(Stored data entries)
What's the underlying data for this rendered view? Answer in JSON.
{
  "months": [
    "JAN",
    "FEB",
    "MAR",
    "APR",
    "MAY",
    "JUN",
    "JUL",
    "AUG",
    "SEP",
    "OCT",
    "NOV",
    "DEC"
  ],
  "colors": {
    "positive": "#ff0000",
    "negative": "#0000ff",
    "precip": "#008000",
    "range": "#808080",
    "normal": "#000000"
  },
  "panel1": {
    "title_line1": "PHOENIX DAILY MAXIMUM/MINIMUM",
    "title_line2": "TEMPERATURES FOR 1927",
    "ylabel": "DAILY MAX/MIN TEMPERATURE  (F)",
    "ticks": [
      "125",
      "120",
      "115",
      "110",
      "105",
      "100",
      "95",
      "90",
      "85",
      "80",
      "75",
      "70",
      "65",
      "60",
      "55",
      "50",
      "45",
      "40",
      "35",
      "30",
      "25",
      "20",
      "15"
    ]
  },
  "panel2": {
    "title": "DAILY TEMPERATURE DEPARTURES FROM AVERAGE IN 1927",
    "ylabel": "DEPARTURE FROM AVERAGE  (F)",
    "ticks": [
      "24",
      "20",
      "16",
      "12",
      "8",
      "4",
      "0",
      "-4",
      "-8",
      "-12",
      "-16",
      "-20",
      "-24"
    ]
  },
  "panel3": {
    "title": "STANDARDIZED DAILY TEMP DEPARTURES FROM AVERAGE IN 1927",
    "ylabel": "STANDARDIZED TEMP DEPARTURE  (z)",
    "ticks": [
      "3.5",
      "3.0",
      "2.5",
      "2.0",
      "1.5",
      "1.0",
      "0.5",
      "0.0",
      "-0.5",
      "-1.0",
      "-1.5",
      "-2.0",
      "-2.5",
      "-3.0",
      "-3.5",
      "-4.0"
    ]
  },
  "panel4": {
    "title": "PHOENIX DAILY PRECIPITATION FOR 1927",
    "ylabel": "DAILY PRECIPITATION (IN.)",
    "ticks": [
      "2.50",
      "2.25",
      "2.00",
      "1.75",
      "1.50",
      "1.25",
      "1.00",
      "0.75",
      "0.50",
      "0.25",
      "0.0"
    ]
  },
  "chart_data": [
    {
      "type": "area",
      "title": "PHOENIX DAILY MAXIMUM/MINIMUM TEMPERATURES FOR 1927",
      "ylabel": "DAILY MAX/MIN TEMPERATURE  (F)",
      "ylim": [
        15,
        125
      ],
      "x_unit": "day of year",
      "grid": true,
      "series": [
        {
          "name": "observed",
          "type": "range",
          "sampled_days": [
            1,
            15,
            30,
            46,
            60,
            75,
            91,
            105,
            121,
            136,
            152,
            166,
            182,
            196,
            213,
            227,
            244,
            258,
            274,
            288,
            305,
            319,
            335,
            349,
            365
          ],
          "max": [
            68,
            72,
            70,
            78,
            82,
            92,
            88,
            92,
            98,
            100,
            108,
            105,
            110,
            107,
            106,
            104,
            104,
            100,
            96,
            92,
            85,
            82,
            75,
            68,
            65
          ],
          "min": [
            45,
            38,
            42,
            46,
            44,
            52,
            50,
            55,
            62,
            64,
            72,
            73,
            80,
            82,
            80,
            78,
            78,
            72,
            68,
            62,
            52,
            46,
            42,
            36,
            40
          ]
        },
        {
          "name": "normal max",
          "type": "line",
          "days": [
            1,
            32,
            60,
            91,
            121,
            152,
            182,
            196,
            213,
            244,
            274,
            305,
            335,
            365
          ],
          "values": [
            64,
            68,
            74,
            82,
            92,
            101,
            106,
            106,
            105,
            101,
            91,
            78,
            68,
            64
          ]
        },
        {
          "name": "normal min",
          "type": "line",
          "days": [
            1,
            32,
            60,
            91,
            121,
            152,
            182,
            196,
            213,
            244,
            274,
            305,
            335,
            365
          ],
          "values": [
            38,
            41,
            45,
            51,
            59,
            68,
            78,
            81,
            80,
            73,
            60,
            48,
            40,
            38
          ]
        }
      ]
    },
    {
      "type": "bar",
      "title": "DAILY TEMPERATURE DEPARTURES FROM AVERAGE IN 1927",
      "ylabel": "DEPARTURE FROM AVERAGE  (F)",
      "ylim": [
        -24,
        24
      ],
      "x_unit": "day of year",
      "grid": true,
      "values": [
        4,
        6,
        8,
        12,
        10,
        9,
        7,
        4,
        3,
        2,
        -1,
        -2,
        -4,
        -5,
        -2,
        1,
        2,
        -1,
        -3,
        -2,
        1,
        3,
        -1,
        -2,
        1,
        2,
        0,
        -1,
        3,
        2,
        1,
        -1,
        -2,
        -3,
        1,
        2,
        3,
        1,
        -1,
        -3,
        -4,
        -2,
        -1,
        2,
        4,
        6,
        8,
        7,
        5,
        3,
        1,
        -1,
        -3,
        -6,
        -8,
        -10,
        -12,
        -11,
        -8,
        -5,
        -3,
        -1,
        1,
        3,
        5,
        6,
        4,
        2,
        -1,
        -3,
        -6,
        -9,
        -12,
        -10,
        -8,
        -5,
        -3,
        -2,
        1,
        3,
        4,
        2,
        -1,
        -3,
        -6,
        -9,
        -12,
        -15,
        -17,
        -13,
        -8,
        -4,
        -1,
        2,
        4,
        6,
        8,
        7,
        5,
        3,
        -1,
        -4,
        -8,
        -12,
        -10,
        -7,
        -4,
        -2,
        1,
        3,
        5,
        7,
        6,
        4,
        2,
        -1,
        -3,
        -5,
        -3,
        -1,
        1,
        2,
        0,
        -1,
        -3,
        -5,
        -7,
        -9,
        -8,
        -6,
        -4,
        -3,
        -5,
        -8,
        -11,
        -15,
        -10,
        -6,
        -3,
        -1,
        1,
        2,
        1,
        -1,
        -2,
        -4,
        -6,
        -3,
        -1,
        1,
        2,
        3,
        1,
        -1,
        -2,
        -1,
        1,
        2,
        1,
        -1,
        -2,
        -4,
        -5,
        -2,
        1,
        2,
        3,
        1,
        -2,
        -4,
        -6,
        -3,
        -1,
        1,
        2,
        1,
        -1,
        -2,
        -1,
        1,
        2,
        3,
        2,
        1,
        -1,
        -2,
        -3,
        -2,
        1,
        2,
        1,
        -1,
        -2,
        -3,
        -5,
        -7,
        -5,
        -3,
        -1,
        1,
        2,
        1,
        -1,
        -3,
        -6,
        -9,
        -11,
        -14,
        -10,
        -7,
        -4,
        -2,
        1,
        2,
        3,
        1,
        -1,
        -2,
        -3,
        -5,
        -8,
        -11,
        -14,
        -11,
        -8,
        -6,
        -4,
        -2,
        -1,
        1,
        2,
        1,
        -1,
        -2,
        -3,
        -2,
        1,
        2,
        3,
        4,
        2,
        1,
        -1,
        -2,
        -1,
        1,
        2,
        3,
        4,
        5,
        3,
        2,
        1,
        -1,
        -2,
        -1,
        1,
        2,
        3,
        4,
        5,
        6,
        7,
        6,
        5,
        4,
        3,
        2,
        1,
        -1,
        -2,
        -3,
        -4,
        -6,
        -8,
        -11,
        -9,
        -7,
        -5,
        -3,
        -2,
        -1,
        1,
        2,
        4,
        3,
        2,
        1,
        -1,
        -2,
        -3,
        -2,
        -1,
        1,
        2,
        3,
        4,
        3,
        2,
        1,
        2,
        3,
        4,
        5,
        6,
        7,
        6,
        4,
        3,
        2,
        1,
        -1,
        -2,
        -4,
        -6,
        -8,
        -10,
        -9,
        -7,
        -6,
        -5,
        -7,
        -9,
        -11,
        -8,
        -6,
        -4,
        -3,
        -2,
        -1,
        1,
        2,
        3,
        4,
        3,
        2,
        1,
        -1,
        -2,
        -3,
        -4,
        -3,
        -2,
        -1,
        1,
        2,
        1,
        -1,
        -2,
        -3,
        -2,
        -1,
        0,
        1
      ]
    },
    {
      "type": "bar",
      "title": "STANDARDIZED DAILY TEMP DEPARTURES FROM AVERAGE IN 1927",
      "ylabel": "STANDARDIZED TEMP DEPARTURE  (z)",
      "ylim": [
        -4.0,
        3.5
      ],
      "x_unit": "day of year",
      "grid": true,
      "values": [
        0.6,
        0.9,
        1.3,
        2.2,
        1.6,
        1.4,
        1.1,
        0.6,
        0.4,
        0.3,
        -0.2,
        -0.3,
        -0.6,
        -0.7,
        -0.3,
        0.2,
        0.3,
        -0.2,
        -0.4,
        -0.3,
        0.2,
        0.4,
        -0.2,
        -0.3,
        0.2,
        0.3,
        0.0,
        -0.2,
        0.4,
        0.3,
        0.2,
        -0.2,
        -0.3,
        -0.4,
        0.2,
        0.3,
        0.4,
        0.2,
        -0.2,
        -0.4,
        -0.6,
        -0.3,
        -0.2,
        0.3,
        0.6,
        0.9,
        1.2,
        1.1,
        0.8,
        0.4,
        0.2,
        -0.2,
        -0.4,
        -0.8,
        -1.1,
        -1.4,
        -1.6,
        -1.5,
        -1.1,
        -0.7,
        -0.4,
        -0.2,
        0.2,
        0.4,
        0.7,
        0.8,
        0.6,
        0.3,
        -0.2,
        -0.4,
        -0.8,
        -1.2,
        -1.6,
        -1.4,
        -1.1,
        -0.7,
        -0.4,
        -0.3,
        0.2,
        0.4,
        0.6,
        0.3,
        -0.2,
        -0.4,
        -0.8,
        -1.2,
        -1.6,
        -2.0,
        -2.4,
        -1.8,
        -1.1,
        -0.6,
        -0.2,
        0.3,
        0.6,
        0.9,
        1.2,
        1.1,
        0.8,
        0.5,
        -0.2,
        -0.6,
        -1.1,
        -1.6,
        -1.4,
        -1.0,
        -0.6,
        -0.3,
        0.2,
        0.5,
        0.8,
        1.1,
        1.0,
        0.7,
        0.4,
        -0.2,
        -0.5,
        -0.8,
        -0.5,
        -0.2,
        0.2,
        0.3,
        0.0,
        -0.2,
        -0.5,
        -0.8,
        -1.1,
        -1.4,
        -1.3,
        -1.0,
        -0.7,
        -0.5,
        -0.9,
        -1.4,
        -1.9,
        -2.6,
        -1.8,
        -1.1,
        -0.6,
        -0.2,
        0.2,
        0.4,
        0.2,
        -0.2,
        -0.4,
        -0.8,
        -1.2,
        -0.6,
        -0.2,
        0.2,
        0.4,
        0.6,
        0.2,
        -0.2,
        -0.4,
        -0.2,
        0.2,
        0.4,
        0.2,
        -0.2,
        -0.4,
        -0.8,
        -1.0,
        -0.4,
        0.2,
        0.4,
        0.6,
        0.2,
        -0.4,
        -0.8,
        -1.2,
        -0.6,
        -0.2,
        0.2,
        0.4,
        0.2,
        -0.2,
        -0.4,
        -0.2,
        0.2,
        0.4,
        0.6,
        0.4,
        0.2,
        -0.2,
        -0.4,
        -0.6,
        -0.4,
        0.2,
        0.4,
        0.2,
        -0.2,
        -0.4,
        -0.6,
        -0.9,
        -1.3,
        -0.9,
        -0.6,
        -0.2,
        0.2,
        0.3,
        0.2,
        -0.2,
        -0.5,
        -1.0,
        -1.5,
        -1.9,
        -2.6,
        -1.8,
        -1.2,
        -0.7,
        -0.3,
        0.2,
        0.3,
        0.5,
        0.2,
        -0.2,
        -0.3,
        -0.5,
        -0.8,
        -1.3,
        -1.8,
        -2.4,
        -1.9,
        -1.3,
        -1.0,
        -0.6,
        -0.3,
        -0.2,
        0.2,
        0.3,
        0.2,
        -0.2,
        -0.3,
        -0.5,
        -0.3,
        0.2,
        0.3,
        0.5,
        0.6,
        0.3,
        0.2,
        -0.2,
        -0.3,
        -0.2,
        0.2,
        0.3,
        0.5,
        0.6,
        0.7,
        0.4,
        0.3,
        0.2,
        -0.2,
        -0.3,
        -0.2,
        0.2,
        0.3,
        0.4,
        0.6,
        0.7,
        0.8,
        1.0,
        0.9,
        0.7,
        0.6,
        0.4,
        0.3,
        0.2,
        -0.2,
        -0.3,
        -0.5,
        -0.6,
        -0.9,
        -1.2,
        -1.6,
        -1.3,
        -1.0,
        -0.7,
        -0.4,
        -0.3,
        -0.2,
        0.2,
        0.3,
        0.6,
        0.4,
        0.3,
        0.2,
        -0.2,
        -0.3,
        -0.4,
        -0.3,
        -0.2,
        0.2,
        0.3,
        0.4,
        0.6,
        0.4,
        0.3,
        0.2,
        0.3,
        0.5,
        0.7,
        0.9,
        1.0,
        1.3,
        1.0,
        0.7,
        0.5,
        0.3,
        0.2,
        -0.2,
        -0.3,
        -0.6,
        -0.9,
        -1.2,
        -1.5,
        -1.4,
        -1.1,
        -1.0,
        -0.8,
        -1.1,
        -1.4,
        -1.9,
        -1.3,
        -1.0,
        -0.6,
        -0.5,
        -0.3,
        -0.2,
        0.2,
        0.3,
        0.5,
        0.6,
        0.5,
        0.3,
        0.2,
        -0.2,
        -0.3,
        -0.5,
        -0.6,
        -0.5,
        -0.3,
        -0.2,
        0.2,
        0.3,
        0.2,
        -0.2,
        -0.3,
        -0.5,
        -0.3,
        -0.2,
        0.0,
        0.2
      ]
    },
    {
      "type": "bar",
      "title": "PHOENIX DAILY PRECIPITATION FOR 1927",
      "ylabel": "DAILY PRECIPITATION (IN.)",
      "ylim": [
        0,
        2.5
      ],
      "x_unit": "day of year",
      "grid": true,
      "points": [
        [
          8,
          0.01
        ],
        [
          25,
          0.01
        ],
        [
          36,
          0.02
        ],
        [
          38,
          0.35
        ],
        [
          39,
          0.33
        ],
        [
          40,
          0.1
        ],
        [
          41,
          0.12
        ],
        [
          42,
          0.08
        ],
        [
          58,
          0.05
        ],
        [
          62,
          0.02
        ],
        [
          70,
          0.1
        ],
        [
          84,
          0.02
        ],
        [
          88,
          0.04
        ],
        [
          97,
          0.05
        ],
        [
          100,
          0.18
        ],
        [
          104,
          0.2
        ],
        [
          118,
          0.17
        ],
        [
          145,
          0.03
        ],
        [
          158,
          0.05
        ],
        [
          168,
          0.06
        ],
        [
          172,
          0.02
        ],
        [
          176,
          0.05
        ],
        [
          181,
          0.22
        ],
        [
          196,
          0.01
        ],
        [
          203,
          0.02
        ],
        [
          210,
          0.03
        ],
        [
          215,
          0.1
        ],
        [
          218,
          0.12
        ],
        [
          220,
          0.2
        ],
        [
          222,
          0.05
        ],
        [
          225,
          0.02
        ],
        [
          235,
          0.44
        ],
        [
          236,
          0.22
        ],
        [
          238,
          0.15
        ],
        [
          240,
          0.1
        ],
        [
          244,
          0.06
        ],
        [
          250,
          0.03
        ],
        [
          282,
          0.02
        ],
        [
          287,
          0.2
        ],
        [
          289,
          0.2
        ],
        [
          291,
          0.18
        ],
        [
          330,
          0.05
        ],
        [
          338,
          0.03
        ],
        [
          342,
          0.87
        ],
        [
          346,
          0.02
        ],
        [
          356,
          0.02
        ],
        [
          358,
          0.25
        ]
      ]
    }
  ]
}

### To be done
Give a single number: the count of lines above that include the word "FROM".

### Solution for this task
6